┌──

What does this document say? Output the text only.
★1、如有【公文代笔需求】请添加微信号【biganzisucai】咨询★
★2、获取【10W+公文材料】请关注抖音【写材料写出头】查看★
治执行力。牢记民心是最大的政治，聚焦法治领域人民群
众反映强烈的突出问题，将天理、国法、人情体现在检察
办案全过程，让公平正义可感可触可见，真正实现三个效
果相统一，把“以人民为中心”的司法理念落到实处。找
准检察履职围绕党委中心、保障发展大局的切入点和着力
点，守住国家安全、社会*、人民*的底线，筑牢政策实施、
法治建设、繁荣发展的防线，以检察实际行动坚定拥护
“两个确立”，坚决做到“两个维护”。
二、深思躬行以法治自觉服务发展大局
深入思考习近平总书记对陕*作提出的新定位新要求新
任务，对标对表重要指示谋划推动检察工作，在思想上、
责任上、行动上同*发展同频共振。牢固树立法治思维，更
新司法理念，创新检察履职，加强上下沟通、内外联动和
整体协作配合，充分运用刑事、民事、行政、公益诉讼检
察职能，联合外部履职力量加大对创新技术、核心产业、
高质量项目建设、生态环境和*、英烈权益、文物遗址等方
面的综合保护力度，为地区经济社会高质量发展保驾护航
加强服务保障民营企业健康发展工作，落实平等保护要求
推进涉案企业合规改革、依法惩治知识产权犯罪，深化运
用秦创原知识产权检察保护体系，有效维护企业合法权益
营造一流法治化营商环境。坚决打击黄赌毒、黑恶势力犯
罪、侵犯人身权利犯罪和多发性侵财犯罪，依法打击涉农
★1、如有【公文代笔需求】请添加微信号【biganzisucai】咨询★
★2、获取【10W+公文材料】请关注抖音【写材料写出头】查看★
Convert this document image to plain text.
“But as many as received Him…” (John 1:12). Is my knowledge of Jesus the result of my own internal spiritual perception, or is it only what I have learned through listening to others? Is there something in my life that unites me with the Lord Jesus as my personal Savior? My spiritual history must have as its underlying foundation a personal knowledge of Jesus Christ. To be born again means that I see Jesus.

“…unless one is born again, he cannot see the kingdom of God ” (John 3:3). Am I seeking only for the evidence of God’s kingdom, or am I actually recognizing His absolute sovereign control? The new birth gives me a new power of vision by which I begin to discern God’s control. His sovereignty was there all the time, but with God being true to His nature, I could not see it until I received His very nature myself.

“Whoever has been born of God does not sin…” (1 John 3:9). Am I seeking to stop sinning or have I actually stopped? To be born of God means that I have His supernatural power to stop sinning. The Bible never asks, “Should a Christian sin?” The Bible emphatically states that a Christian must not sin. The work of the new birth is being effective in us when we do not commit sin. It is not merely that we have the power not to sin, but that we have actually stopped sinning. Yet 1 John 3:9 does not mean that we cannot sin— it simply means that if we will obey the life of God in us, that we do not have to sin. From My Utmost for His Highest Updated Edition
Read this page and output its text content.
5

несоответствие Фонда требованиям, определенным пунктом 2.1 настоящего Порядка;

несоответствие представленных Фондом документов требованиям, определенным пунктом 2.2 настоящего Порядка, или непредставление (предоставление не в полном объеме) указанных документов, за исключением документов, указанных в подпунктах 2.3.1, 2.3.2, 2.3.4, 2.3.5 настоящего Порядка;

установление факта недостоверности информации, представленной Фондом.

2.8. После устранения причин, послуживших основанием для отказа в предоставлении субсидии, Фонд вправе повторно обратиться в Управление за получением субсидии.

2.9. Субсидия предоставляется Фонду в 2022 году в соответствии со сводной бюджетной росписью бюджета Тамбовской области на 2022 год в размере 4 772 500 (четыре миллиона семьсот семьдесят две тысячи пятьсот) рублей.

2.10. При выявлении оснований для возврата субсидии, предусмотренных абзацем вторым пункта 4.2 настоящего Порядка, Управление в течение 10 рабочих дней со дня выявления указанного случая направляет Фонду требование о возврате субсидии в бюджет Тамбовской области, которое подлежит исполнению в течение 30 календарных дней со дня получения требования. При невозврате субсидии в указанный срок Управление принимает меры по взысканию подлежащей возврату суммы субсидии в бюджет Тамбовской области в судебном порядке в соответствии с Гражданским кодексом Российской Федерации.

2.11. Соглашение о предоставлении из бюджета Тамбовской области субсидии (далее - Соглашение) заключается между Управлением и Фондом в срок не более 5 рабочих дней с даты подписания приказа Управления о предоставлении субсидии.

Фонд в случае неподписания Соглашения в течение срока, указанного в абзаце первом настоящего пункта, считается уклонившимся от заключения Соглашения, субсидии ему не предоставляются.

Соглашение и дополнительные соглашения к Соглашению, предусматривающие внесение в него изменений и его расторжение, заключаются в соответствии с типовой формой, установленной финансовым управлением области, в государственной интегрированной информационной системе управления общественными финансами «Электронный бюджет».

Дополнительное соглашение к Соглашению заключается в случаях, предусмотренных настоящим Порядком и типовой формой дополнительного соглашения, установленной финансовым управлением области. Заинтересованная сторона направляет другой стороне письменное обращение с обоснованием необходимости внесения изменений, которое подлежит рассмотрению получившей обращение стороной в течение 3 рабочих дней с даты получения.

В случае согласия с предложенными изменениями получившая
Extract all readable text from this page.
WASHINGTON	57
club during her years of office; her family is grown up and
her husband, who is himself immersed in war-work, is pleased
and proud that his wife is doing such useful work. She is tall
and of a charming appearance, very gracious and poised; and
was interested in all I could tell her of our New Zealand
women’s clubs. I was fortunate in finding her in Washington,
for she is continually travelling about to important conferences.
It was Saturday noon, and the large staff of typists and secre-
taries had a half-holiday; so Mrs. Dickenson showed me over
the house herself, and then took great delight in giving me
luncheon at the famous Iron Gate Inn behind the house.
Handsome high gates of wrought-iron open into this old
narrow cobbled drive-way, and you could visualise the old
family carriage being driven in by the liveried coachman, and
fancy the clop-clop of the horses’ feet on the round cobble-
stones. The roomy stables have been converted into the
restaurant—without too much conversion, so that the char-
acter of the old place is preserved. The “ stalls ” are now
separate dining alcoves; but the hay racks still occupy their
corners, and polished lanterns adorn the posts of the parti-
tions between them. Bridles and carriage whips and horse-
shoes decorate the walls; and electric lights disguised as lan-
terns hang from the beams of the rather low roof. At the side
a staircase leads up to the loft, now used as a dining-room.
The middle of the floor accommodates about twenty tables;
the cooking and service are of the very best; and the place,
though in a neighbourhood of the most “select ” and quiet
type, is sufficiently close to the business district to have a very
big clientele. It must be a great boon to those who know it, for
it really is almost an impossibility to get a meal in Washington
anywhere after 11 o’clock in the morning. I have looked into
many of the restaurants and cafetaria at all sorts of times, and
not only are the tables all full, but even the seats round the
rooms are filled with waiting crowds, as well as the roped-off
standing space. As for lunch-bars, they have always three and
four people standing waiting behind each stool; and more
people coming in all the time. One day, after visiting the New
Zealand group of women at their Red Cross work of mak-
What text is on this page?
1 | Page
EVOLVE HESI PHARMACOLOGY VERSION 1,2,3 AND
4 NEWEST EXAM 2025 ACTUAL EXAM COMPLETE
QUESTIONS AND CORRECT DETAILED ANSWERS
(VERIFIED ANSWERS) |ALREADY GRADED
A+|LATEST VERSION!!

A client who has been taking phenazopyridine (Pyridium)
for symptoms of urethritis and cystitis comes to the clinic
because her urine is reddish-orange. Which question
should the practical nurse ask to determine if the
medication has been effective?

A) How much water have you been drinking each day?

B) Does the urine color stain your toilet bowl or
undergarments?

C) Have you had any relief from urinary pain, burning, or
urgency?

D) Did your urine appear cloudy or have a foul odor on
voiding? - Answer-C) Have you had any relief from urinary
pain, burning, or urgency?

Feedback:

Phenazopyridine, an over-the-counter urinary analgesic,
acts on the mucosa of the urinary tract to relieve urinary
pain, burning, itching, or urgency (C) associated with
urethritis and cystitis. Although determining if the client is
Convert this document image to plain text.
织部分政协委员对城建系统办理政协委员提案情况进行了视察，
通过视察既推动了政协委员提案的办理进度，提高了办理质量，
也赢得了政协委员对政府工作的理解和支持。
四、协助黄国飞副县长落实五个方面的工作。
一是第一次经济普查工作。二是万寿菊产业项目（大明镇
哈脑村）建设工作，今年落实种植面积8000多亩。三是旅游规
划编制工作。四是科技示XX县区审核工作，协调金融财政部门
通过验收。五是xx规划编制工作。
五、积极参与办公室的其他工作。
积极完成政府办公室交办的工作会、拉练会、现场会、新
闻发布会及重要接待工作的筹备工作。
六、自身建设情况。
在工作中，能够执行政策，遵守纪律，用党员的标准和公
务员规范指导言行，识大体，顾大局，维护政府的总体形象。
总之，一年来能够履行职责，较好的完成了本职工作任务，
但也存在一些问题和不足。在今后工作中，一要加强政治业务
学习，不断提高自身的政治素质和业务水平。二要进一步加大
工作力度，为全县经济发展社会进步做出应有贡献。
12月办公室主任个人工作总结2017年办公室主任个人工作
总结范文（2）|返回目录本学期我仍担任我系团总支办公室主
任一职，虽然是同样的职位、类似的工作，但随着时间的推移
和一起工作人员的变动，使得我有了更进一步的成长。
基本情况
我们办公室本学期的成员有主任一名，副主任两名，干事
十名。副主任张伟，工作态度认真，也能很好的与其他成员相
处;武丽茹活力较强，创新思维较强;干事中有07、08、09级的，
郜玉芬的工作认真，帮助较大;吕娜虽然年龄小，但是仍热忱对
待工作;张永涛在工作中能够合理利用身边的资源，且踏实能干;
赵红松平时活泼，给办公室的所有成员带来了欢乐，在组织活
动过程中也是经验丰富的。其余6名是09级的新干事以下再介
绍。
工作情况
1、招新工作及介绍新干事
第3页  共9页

└──

> **Exercise description**
Count how many lines in the data above hold the string "Zealand", and give the number with no other words.

> **Expected answer**
2